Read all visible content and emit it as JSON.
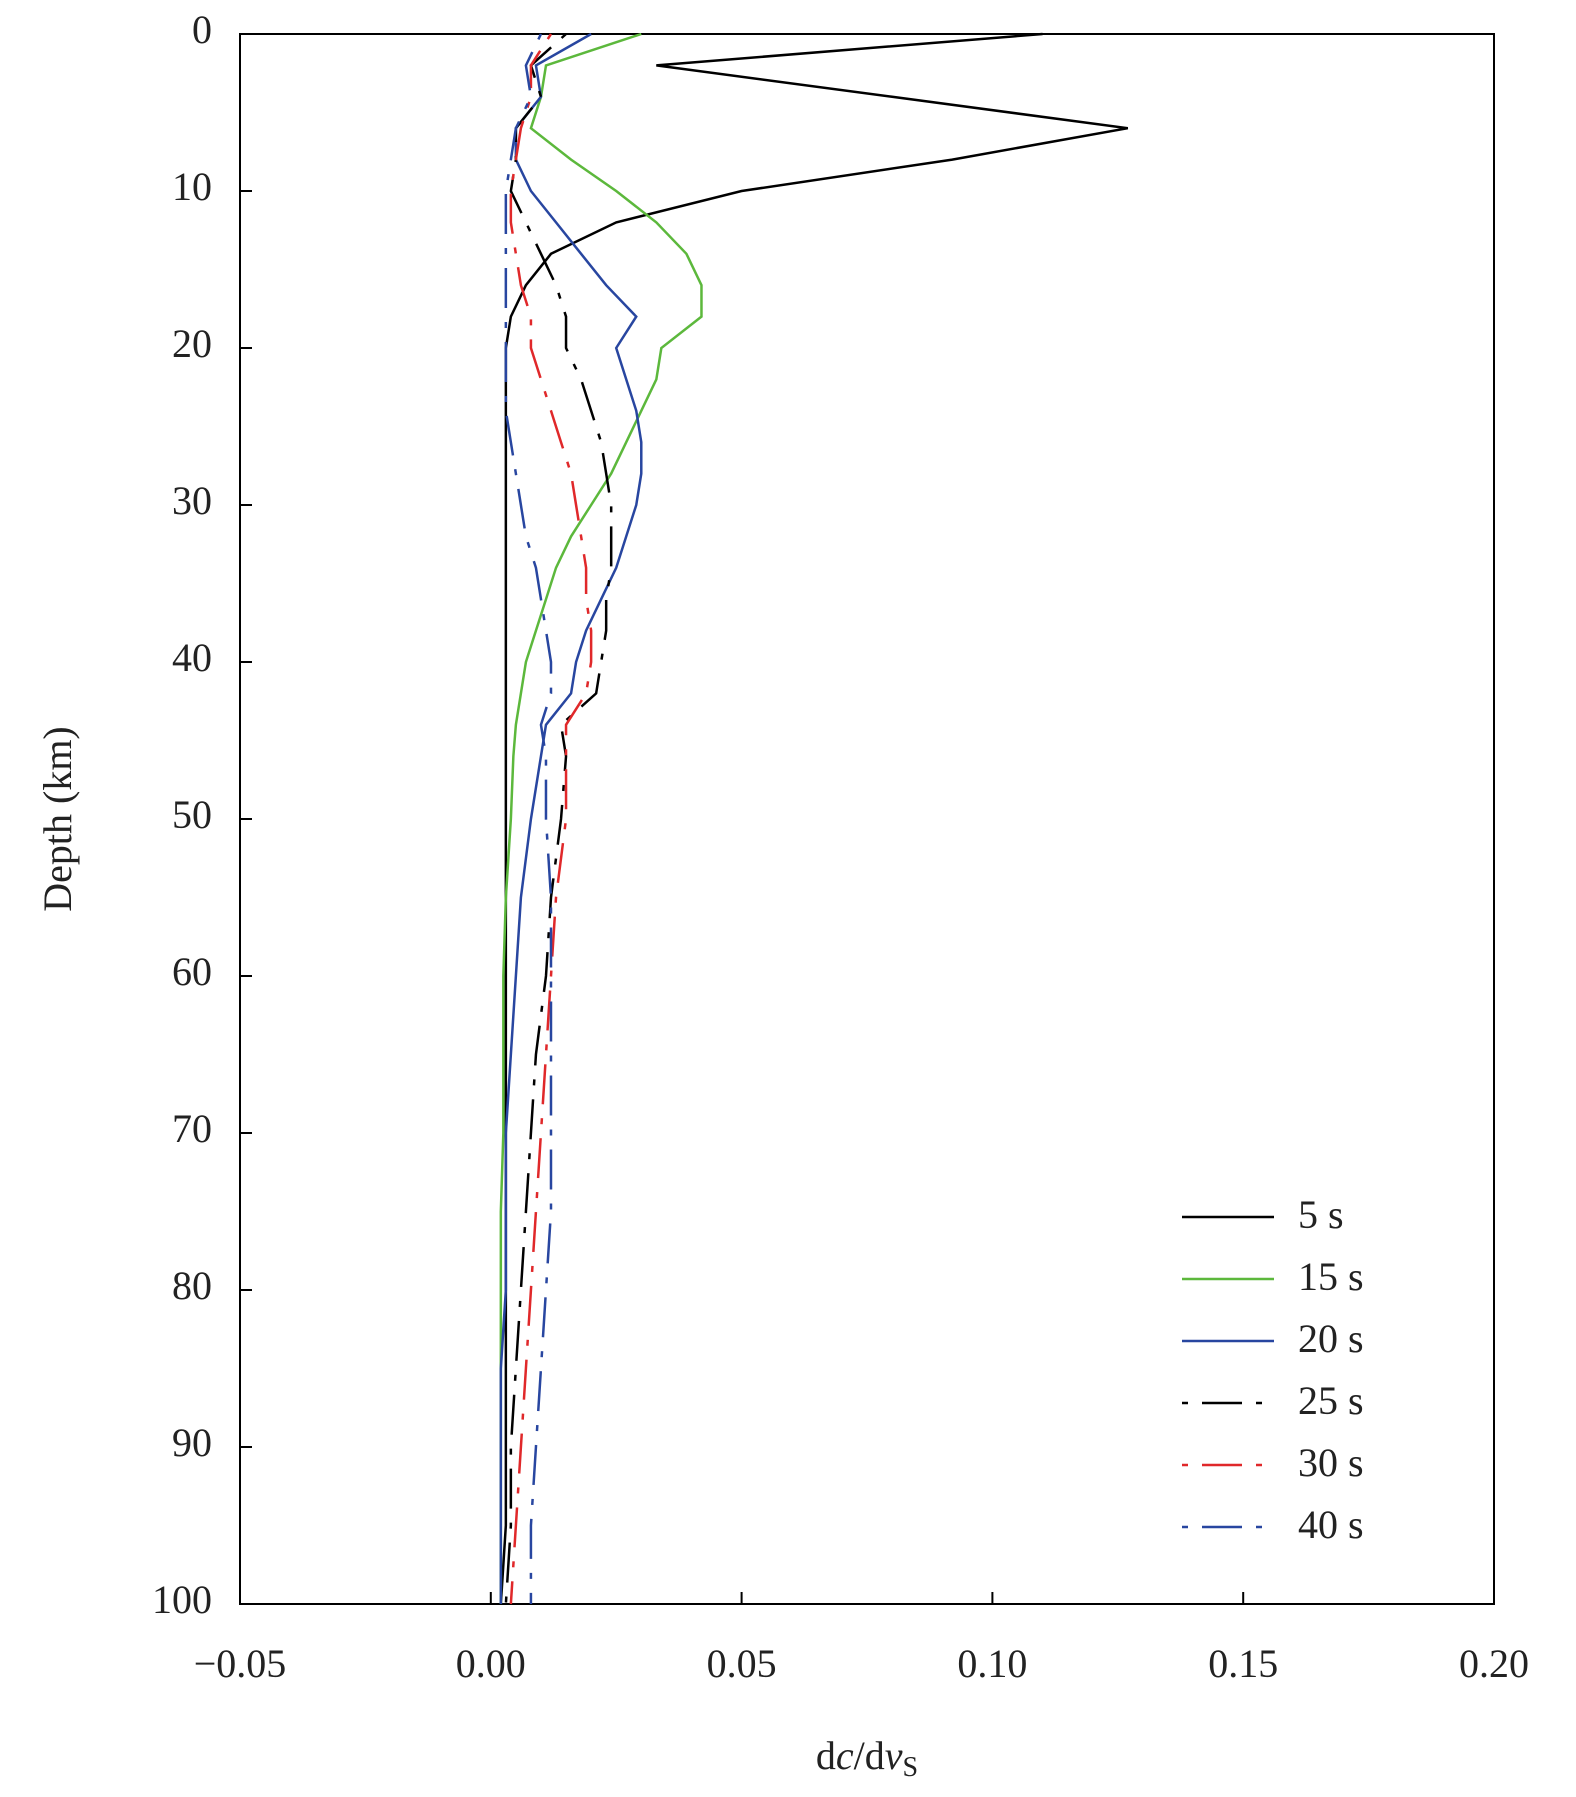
{
  "chart_data": {
    "type": "line",
    "ylabel": "Depth (km)",
    "xlabel_parts": [
      "d",
      "c",
      "/d",
      "v",
      "S"
    ],
    "xlim": [
      -0.05,
      0.2
    ],
    "xticks": [
      {
        "value": -0.05,
        "label": "−0.05"
      },
      {
        "value": 0,
        "label": "0.00"
      },
      0.05,
      {
        "value": 0.1,
        "label": "0.10"
      },
      0.15,
      {
        "value": 0.2,
        "label": "0.20"
      }
    ],
    "ylim": [
      0,
      100
    ],
    "y_inverted": true,
    "yticks": [
      0,
      10,
      20,
      30,
      40,
      50,
      60,
      70,
      80,
      90,
      100
    ],
    "legend": "lower right",
    "y": [
      0,
      2,
      4,
      6,
      8,
      10,
      12,
      14,
      16,
      18,
      20,
      22,
      24,
      26,
      28,
      30,
      32,
      34,
      36,
      38,
      40,
      42,
      44,
      46,
      50,
      55,
      60,
      65,
      70,
      75,
      80,
      85,
      90,
      95,
      100
    ],
    "series": [
      {
        "name": "5 s",
        "color": "#000000",
        "style": "solid",
        "values": [
          0.11,
          0.033,
          0.08,
          0.127,
          0.092,
          0.05,
          0.025,
          0.012,
          0.007,
          0.004,
          0.003,
          0.003,
          0.003,
          0.003,
          0.003,
          0.003,
          0.003,
          0.003,
          0.003,
          0.003,
          0.003,
          0.003,
          0.003,
          0.003,
          0.003,
          0.003,
          0.003,
          0.003,
          0.003,
          0.003,
          0.003,
          0.003,
          0.003,
          0.003,
          0.002
        ]
      },
      {
        "name": "15 s",
        "color": "#5cb83c",
        "style": "solid",
        "values": [
          0.03,
          0.011,
          0.01,
          0.008,
          0.016,
          0.025,
          0.033,
          0.039,
          0.042,
          0.042,
          0.034,
          0.033,
          0.03,
          0.027,
          0.024,
          0.02,
          0.016,
          0.013,
          0.011,
          0.009,
          0.007,
          0.006,
          0.005,
          0.0045,
          0.004,
          0.003,
          0.0025,
          0.0025,
          0.0025,
          0.002,
          0.002,
          0.002,
          0.002,
          0.002,
          0.002
        ]
      },
      {
        "name": "20 s",
        "color": "#2846a0",
        "style": "solid",
        "values": [
          0.02,
          0.009,
          0.01,
          0.005,
          0.005,
          0.008,
          0.013,
          0.018,
          0.023,
          0.029,
          0.025,
          0.027,
          0.029,
          0.03,
          0.03,
          0.029,
          0.027,
          0.025,
          0.022,
          0.019,
          0.017,
          0.016,
          0.011,
          0.01,
          0.008,
          0.006,
          0.005,
          0.004,
          0.003,
          0.003,
          0.003,
          0.002,
          0.002,
          0.002,
          0.002
        ]
      },
      {
        "name": "25 s",
        "color": "#000000",
        "style": "dashdot",
        "values": [
          0.015,
          0.008,
          0.01,
          0.005,
          0.005,
          0.004,
          0.007,
          0.01,
          0.013,
          0.015,
          0.015,
          0.018,
          0.02,
          0.022,
          0.023,
          0.024,
          0.024,
          0.024,
          0.023,
          0.023,
          0.022,
          0.021,
          0.014,
          0.015,
          0.014,
          0.012,
          0.011,
          0.009,
          0.008,
          0.007,
          0.006,
          0.005,
          0.004,
          0.004,
          0.003
        ]
      },
      {
        "name": "30 s",
        "color": "#e0282a",
        "style": "dashdot",
        "values": [
          0.012,
          0.008,
          0.008,
          0.006,
          0.005,
          0.004,
          0.004,
          0.005,
          0.006,
          0.008,
          0.008,
          0.01,
          0.012,
          0.014,
          0.016,
          0.017,
          0.018,
          0.019,
          0.019,
          0.02,
          0.02,
          0.019,
          0.015,
          0.015,
          0.015,
          0.013,
          0.012,
          0.011,
          0.01,
          0.009,
          0.008,
          0.007,
          0.006,
          0.005,
          0.004
        ]
      },
      {
        "name": "40 s",
        "color": "#2846a0",
        "style": "dashdot",
        "values": [
          0.01,
          0.007,
          0.008,
          0.005,
          0.004,
          0.003,
          0.003,
          0.003,
          0.003,
          0.003,
          0.003,
          0.003,
          0.003,
          0.004,
          0.005,
          0.006,
          0.007,
          0.009,
          0.01,
          0.011,
          0.012,
          0.012,
          0.01,
          0.011,
          0.011,
          0.012,
          0.012,
          0.012,
          0.012,
          0.012,
          0.011,
          0.01,
          0.009,
          0.008,
          0.008
        ]
      }
    ]
  }
}
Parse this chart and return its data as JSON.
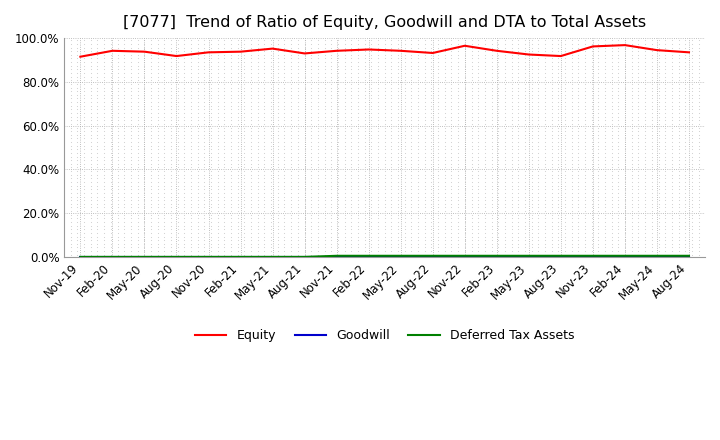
{
  "title": "[7077]  Trend of Ratio of Equity, Goodwill and DTA to Total Assets",
  "title_fontsize": 11.5,
  "x_labels": [
    "Nov-19",
    "Feb-20",
    "May-20",
    "Aug-20",
    "Nov-20",
    "Feb-21",
    "May-21",
    "Aug-21",
    "Nov-21",
    "Feb-22",
    "May-22",
    "Aug-22",
    "Nov-22",
    "Feb-23",
    "May-23",
    "Aug-23",
    "Nov-23",
    "Feb-24",
    "May-24",
    "Aug-24"
  ],
  "equity": [
    91.5,
    94.2,
    93.8,
    91.8,
    93.5,
    93.8,
    95.2,
    93.0,
    94.2,
    94.8,
    94.2,
    93.2,
    96.5,
    94.2,
    92.5,
    91.8,
    96.2,
    96.8,
    94.5,
    93.5
  ],
  "goodwill": [
    0.0,
    0.0,
    0.0,
    0.0,
    0.0,
    0.0,
    0.0,
    0.0,
    0.0,
    0.0,
    0.0,
    0.0,
    0.0,
    0.0,
    0.0,
    0.0,
    0.0,
    0.0,
    0.0,
    0.0
  ],
  "dta": [
    0.0,
    0.0,
    0.0,
    0.0,
    0.0,
    0.0,
    0.0,
    0.0,
    0.5,
    0.5,
    0.5,
    0.5,
    0.5,
    0.5,
    0.5,
    0.5,
    0.5,
    0.5,
    0.5,
    0.5
  ],
  "equity_color": "#ff0000",
  "goodwill_color": "#0000cc",
  "dta_color": "#008000",
  "ylim": [
    0,
    100
  ],
  "yticks": [
    0,
    20,
    40,
    60,
    80,
    100
  ],
  "bg_color": "#ffffff",
  "grid_color": "#aaaaaa",
  "dot_color": "#c8c8c8"
}
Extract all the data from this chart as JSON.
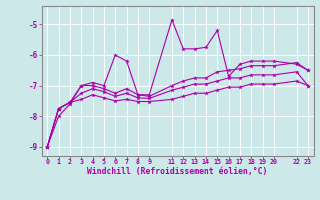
{
  "xlabel": "Windchill (Refroidissement éolien,°C)",
  "background_color": "#cce8e8",
  "line_color": "#aa00aa",
  "grid_color": "#ffffff",
  "xlim": [
    -0.5,
    23.5
  ],
  "ylim": [
    -9.3,
    -4.4
  ],
  "xticks": [
    0,
    1,
    2,
    3,
    4,
    5,
    6,
    7,
    8,
    9,
    11,
    12,
    13,
    14,
    15,
    16,
    17,
    18,
    19,
    20,
    22,
    23
  ],
  "yticks": [
    -9,
    -8,
    -7,
    -6,
    -5
  ],
  "x_all": [
    0,
    1,
    2,
    3,
    4,
    5,
    6,
    7,
    8,
    9,
    11,
    12,
    13,
    14,
    15,
    16,
    17,
    18,
    19,
    20,
    22,
    23
  ],
  "line1": [
    -9.0,
    -8.0,
    -7.6,
    -7.0,
    -6.9,
    -7.0,
    -6.0,
    -6.2,
    -7.3,
    -7.3,
    -4.85,
    -5.8,
    -5.8,
    -5.75,
    -5.2,
    -6.7,
    -6.3,
    -6.2,
    -6.2,
    -6.2,
    -6.3,
    -6.5
  ],
  "line2": [
    -9.0,
    -7.75,
    -7.55,
    -7.0,
    -7.0,
    -7.1,
    -7.25,
    -7.1,
    -7.3,
    -7.35,
    -7.0,
    -6.85,
    -6.75,
    -6.75,
    -6.55,
    -6.5,
    -6.45,
    -6.35,
    -6.35,
    -6.35,
    -6.25,
    -6.5
  ],
  "line3": [
    -9.0,
    -7.75,
    -7.55,
    -7.25,
    -7.1,
    -7.2,
    -7.35,
    -7.25,
    -7.4,
    -7.42,
    -7.15,
    -7.05,
    -6.95,
    -6.95,
    -6.85,
    -6.75,
    -6.75,
    -6.65,
    -6.65,
    -6.65,
    -6.55,
    -7.0
  ],
  "line4": [
    -9.0,
    -7.75,
    -7.55,
    -7.45,
    -7.3,
    -7.4,
    -7.5,
    -7.45,
    -7.52,
    -7.52,
    -7.45,
    -7.35,
    -7.25,
    -7.25,
    -7.15,
    -7.05,
    -7.05,
    -6.95,
    -6.95,
    -6.95,
    -6.85,
    -7.0
  ]
}
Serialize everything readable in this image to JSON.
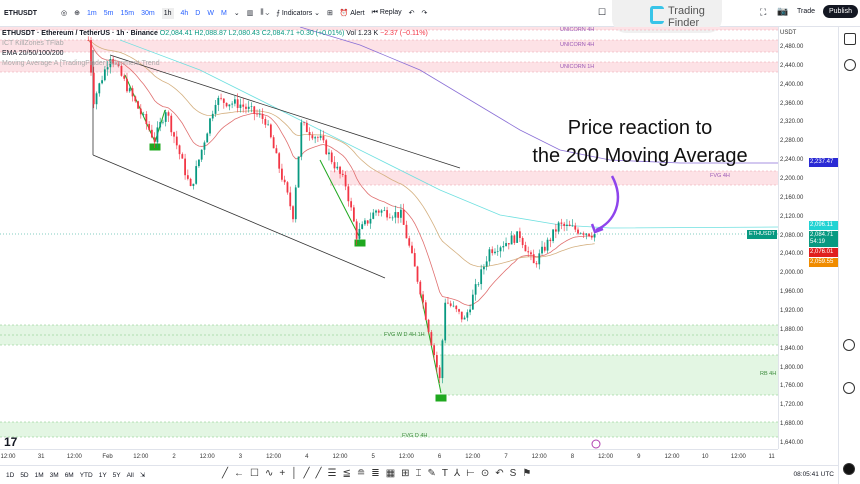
{
  "toolbar": {
    "symbol": "ETHUSDT",
    "timeframes": [
      "1m",
      "5m",
      "15m",
      "30m",
      "1h",
      "4h",
      "D",
      "W",
      "M"
    ],
    "active_timeframe": "1h",
    "indicators": "Indicators",
    "alert": "Alert",
    "replay": "Replay",
    "trade": "Trade",
    "publish": "Publish"
  },
  "logo": {
    "text": "Trading Finder"
  },
  "legend": {
    "title": "ETHUSDT · Ethereum / TetherUS · 1h · Binance",
    "ohlc": "O2,084.41 H2,088.87 L2,080.43 C2,084.71 +0.30 (+0.01%)",
    "vol": "Vol 1.23 K",
    "vol_chg": "−2.37 (−0.11%)",
    "ind1": "ICT KillZones TFlab",
    "ind2": "EMA 20/50/100/200",
    "ind3": "Moving Average A [TradingFinder] Alignment Trend"
  },
  "zones": {
    "unicorn": "UNICORN 4H",
    "unicorn1h": "UNICORN 1H",
    "fvg4h": "FVG 4H",
    "fvgwd": "FVG W D 4H 1H",
    "rb4h": "RB 4H",
    "fvgd4h": "FVG D 4H"
  },
  "annotation": {
    "line1": "Price reaction to",
    "line2": "the 200 Moving Average",
    "arrow_color": "#8e44ec"
  },
  "axis": {
    "currency": "USDT",
    "ticks": [
      "2,480.00",
      "2,440.00",
      "2,400.00",
      "2,360.00",
      "2,320.00",
      "2,280.00",
      "2,240.00",
      "2,200.00",
      "2,160.00",
      "2,120.00",
      "2,080.00",
      "2,040.00",
      "2,000.00",
      "1,960.00",
      "1,920.00",
      "1,880.00",
      "1,840.00",
      "1,800.00",
      "1,760.00",
      "1,720.00",
      "1,680.00",
      "1,640.00"
    ],
    "tags": [
      {
        "value": "2,237.47",
        "color": "#2a2ad4"
      },
      {
        "value": "2,096.11",
        "color": "#22d3d3"
      },
      {
        "value": "2,084.71",
        "sub": "54:19",
        "color": "#089981"
      },
      {
        "value": "2,076.01",
        "color": "#e01e1e"
      },
      {
        "value": "2,059.55",
        "color": "#f08c00"
      }
    ],
    "symbol_tag": "ETHUSDT"
  },
  "xaxis": [
    "12:00",
    "31",
    "12:00",
    "Feb",
    "12:00",
    "2",
    "12:00",
    "3",
    "12:00",
    "4",
    "12:00",
    "5",
    "12:00",
    "6",
    "12:00",
    "7",
    "12:00",
    "8",
    "12:00",
    "9",
    "12:00",
    "10",
    "12:00",
    "11"
  ],
  "price_path": [
    [
      "01-31 17:00",
      2497
    ],
    [
      "01-31 19:00",
      2370
    ],
    [
      "02-01 01:00",
      2465
    ],
    [
      "02-01 17:00",
      2285
    ],
    [
      "02-01 21:00",
      2350
    ],
    [
      "02-02 06:00",
      2180
    ],
    [
      "02-02 15:00",
      2370
    ],
    [
      "02-03 00:00",
      2360
    ],
    [
      "02-03 09:00",
      2327
    ],
    [
      "02-03 19:00",
      2126
    ],
    [
      "02-03 22:00",
      2317
    ],
    [
      "02-04 05:00",
      2285
    ],
    [
      "02-04 14:00",
      2190
    ],
    [
      "02-04 18:00",
      2083
    ],
    [
      "02-05 01:00",
      2136
    ],
    [
      "02-05 10:00",
      2126
    ],
    [
      "02-05 17:00",
      1967
    ],
    [
      "02-06 00:00",
      1776
    ],
    [
      "02-06 02:00",
      1945
    ],
    [
      "02-06 09:00",
      1903
    ],
    [
      "02-06 18:00",
      2051
    ],
    [
      "02-07 05:00",
      2083
    ],
    [
      "02-07 10:00",
      2020
    ],
    [
      "02-07 19:00",
      2104
    ],
    [
      "02-08 09:00",
      2084
    ]
  ],
  "colors": {
    "up": "#089981",
    "down": "#f23645"
  },
  "bottom": {
    "ranges": [
      "1D",
      "5D",
      "1M",
      "3M",
      "6M",
      "YTD",
      "1Y",
      "5Y",
      "All"
    ],
    "time": "08:05:41 UTC"
  }
}
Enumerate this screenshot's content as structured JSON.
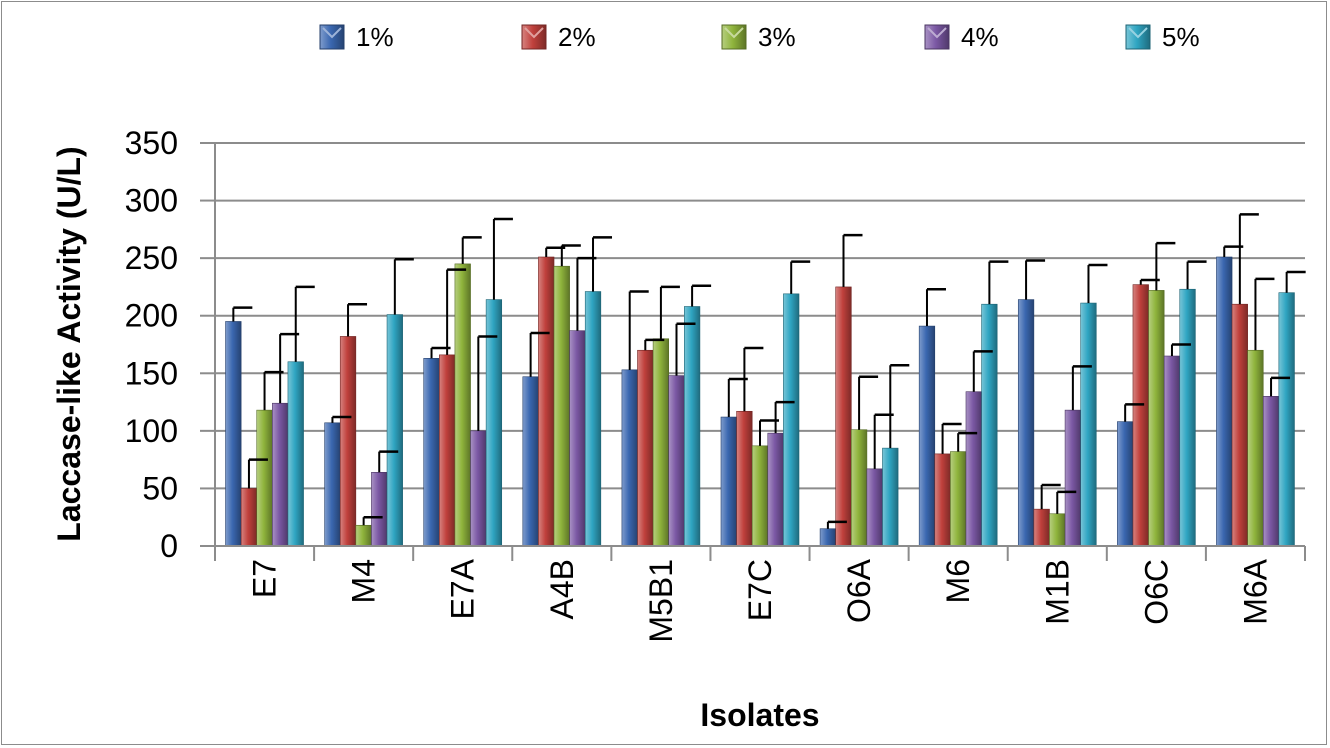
___
● THE REQUEST
Check every line in the material above for the string "ETHUSDT", then give only the number of lines that have it.

● COMPLETE RESPONSE
3